Prompt
Copy out the records below with every "taskbar-app-icon" replaced by "taskbar-button" and nothing else altered.

Records provided
# # # # #

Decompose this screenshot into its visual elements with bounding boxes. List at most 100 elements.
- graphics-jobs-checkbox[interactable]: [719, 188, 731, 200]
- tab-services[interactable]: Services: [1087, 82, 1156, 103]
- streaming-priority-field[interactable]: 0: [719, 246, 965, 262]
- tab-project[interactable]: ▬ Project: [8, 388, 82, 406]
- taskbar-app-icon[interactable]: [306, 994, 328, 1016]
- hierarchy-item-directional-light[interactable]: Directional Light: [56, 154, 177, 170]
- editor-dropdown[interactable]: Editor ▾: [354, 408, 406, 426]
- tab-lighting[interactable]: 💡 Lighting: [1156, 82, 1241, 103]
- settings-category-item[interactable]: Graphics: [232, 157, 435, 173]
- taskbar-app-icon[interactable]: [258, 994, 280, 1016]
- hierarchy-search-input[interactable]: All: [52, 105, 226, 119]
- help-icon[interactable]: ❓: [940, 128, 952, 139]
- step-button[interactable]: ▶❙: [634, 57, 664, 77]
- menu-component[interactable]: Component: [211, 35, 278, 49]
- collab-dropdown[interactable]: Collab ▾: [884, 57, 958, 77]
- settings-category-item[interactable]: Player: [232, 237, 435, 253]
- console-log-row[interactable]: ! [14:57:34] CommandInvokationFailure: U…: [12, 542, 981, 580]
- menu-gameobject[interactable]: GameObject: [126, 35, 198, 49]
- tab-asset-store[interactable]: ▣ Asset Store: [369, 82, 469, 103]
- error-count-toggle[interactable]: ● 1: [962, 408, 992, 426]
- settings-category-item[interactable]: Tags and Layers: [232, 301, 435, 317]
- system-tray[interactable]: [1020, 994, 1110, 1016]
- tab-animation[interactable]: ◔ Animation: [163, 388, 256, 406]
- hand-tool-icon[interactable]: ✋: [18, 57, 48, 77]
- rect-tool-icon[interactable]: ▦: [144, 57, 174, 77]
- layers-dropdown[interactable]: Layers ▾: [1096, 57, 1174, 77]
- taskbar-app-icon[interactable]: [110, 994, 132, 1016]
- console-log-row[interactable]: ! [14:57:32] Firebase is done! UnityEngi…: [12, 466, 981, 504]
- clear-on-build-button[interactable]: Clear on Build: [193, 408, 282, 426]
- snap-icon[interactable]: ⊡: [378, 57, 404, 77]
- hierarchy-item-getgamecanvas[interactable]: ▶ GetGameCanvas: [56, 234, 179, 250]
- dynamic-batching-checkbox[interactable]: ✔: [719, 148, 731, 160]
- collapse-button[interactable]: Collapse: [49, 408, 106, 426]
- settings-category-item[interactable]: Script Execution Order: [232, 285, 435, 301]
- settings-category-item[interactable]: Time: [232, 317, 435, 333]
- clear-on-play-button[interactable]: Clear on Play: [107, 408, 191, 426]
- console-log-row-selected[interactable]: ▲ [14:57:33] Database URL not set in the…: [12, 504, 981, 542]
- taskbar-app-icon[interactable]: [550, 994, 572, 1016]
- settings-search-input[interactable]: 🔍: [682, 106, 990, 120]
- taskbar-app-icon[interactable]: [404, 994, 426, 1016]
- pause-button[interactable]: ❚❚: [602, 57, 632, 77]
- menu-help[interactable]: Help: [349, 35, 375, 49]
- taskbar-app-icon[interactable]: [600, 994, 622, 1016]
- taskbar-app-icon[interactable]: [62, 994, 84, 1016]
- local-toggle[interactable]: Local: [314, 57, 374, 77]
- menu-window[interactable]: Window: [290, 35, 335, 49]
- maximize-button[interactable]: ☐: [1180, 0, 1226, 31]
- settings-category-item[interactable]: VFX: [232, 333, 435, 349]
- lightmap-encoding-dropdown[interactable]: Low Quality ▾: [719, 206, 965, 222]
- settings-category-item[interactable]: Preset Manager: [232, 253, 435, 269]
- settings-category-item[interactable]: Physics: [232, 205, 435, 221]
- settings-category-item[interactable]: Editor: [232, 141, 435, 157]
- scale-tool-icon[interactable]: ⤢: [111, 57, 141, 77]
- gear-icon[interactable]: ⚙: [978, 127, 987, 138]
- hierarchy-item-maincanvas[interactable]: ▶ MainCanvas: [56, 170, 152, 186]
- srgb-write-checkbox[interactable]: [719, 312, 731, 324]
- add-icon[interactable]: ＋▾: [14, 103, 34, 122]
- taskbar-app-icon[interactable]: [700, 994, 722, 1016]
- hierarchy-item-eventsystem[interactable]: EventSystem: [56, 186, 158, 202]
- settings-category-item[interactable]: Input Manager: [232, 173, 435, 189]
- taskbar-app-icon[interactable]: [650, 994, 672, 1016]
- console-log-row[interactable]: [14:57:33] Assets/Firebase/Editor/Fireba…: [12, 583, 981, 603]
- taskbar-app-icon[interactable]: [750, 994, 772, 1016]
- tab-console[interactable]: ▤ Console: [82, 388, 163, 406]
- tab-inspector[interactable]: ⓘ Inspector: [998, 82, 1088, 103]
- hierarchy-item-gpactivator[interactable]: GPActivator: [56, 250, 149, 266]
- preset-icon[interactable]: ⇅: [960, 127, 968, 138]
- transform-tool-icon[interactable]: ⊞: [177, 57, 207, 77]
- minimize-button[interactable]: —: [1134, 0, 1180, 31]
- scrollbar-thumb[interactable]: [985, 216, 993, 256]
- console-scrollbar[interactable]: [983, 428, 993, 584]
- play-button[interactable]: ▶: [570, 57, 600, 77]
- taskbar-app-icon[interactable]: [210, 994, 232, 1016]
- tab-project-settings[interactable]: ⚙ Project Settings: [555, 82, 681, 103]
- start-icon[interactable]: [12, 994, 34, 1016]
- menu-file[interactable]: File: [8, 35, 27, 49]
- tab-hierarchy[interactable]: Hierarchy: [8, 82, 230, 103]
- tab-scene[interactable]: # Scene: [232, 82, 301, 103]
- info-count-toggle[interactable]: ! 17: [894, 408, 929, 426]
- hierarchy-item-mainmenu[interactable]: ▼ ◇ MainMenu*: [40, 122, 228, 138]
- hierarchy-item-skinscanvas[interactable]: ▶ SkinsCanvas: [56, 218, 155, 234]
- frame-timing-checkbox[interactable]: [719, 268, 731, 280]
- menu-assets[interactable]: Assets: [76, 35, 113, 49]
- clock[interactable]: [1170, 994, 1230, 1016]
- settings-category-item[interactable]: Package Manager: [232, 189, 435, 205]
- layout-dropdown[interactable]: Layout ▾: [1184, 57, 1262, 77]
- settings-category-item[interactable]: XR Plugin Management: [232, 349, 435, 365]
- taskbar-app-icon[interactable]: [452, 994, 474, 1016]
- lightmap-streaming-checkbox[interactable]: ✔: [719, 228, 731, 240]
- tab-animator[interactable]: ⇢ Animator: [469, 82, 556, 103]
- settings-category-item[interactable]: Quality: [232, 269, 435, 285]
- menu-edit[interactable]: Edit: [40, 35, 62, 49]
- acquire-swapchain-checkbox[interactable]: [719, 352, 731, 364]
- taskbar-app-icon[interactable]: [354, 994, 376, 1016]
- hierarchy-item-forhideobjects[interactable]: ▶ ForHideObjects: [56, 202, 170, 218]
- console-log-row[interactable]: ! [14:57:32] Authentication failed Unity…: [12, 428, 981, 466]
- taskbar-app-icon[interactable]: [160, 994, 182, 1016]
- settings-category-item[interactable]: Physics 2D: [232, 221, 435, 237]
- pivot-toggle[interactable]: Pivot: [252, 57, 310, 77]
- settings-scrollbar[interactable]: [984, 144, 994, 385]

# # # # #

Answer
Decompose this screenshot into its visual elements with bounding boxes. List at most 100 elements.
- graphics-jobs-checkbox[interactable]: [719, 188, 731, 200]
- tab-services[interactable]: Services: [1087, 82, 1156, 103]
- streaming-priority-field[interactable]: 0: [719, 246, 965, 262]
- tab-project[interactable]: ▬ Project: [8, 388, 82, 406]
- taskbar-button[interactable]: [306, 994, 328, 1016]
- hierarchy-item-directional-light[interactable]: Directional Light: [56, 154, 177, 170]
- editor-dropdown[interactable]: Editor ▾: [354, 408, 406, 426]
- tab-lighting[interactable]: 💡 Lighting: [1156, 82, 1241, 103]
- settings-category-item[interactable]: Graphics: [232, 157, 435, 173]
- taskbar-button[interactable]: [258, 994, 280, 1016]
- hierarchy-search-input[interactable]: All: [52, 105, 226, 119]
- help-icon[interactable]: ❓: [940, 128, 952, 139]
- step-button[interactable]: ▶❙: [634, 57, 664, 77]
- menu-component[interactable]: Component: [211, 35, 278, 49]
- collab-dropdown[interactable]: Collab ▾: [884, 57, 958, 77]
- settings-category-item[interactable]: Player: [232, 237, 435, 253]
- console-log-row[interactable]: ! [14:57:34] CommandInvokationFailure: U…: [12, 542, 981, 580]
- menu-gameobject[interactable]: GameObject: [126, 35, 198, 49]
- tab-asset-store[interactable]: ▣ Asset Store: [369, 82, 469, 103]
- error-count-toggle[interactable]: ● 1: [962, 408, 992, 426]
- settings-category-item[interactable]: Tags and Layers: [232, 301, 435, 317]
- system-tray[interactable]: [1020, 994, 1110, 1016]
- tab-animation[interactable]: ◔ Animation: [163, 388, 256, 406]
- hand-tool-icon[interactable]: ✋: [18, 57, 48, 77]
- rect-tool-icon[interactable]: ▦: [144, 57, 174, 77]
- layers-dropdown[interactable]: Layers ▾: [1096, 57, 1174, 77]
- taskbar-button[interactable]: [110, 994, 132, 1016]
- console-log-row[interactable]: ! [14:57:32] Firebase is done! UnityEngi…: [12, 466, 981, 504]
- clear-on-build-button[interactable]: Clear on Build: [193, 408, 282, 426]
- snap-icon[interactable]: ⊡: [378, 57, 404, 77]
- hierarchy-item-getgamecanvas[interactable]: ▶ GetGameCanvas: [56, 234, 179, 250]
- dynamic-batching-checkbox[interactable]: ✔: [719, 148, 731, 160]
- collapse-button[interactable]: Collapse: [49, 408, 106, 426]
- settings-category-item[interactable]: Script Execution Order: [232, 285, 435, 301]
- settings-category-item[interactable]: Time: [232, 317, 435, 333]
- clear-on-play-button[interactable]: Clear on Play: [107, 408, 191, 426]
- console-log-row-selected[interactable]: ▲ [14:57:33] Database URL not set in the…: [12, 504, 981, 542]
- taskbar-button[interactable]: [550, 994, 572, 1016]
- settings-search-input[interactable]: 🔍: [682, 106, 990, 120]
- taskbar-button[interactable]: [404, 994, 426, 1016]
- pause-button[interactable]: ❚❚: [602, 57, 632, 77]
- menu-help[interactable]: Help: [349, 35, 375, 49]
- taskbar-button[interactable]: [600, 994, 622, 1016]
- taskbar-button[interactable]: [62, 994, 84, 1016]
- local-toggle[interactable]: Local: [314, 57, 374, 77]
- menu-window[interactable]: Window: [290, 35, 335, 49]
- maximize-button[interactable]: ☐: [1180, 0, 1226, 31]
- settings-category-item[interactable]: VFX: [232, 333, 435, 349]
- lightmap-encoding-dropdown[interactable]: Low Quality ▾: [719, 206, 965, 222]
- settings-category-item[interactable]: Preset Manager: [232, 253, 435, 269]
- settings-category-item[interactable]: Physics: [232, 205, 435, 221]
- settings-category-item[interactable]: Editor: [232, 141, 435, 157]
- scale-tool-icon[interactable]: ⤢: [111, 57, 141, 77]
- gear-icon[interactable]: ⚙: [978, 127, 987, 138]
- hierarchy-item-maincanvas[interactable]: ▶ MainCanvas: [56, 170, 152, 186]
- srgb-write-checkbox[interactable]: [719, 312, 731, 324]
- add-icon[interactable]: ＋▾: [14, 103, 34, 122]
- taskbar-button[interactable]: [700, 994, 722, 1016]
- hierarchy-item-eventsystem[interactable]: EventSystem: [56, 186, 158, 202]
- settings-category-item[interactable]: Input Manager: [232, 173, 435, 189]
- taskbar-button[interactable]: [650, 994, 672, 1016]
- console-log-row[interactable]: [14:57:33] Assets/Firebase/Editor/Fireba…: [12, 583, 981, 603]
- taskbar-button[interactable]: [750, 994, 772, 1016]
- tab-console[interactable]: ▤ Console: [82, 388, 163, 406]
- tab-inspector[interactable]: ⓘ Inspector: [998, 82, 1088, 103]
- hierarchy-item-gpactivator[interactable]: GPActivator: [56, 250, 149, 266]
- preset-icon[interactable]: ⇅: [960, 127, 968, 138]
- transform-tool-icon[interactable]: ⊞: [177, 57, 207, 77]
- minimize-button[interactable]: —: [1134, 0, 1180, 31]
- scrollbar-thumb[interactable]: [985, 216, 993, 256]
- console-scrollbar[interactable]: [983, 428, 993, 584]
- play-button[interactable]: ▶: [570, 57, 600, 77]
- taskbar-button[interactable]: [210, 994, 232, 1016]
- tab-project-settings[interactable]: ⚙ Project Settings: [555, 82, 681, 103]
- start-icon[interactable]: [12, 994, 34, 1016]
- menu-file[interactable]: File: [8, 35, 27, 49]
- tab-hierarchy[interactable]: Hierarchy: [8, 82, 230, 103]
- tab-scene[interactable]: # Scene: [232, 82, 301, 103]
- info-count-toggle[interactable]: ! 17: [894, 408, 929, 426]
- hierarchy-item-mainmenu[interactable]: ▼ ◇ MainMenu*: [40, 122, 228, 138]
- hierarchy-item-skinscanvas[interactable]: ▶ SkinsCanvas: [56, 218, 155, 234]
- frame-timing-checkbox[interactable]: [719, 268, 731, 280]
- menu-assets[interactable]: Assets: [76, 35, 113, 49]
- clock[interactable]: [1170, 994, 1230, 1016]
- settings-category-item[interactable]: Package Manager: [232, 189, 435, 205]
- layout-dropdown[interactable]: Layout ▾: [1184, 57, 1262, 77]
- settings-category-item[interactable]: XR Plugin Management: [232, 349, 435, 365]
- taskbar-button[interactable]: [452, 994, 474, 1016]
- lightmap-streaming-checkbox[interactable]: ✔: [719, 228, 731, 240]
- tab-animator[interactable]: ⇢ Animator: [469, 82, 556, 103]
- settings-category-item[interactable]: Quality: [232, 269, 435, 285]
- menu-edit[interactable]: Edit: [40, 35, 62, 49]
- acquire-swapchain-checkbox[interactable]: [719, 352, 731, 364]
- taskbar-button[interactable]: [354, 994, 376, 1016]
- hierarchy-item-forhideobjects[interactable]: ▶ ForHideObjects: [56, 202, 170, 218]
- console-log-row[interactable]: ! [14:57:32] Authentication failed Unity…: [12, 428, 981, 466]
- taskbar-button[interactable]: [160, 994, 182, 1016]
- settings-category-item[interactable]: Physics 2D: [232, 221, 435, 237]
- pivot-toggle[interactable]: Pivot: [252, 57, 310, 77]
- settings-scrollbar[interactable]: [984, 144, 994, 385]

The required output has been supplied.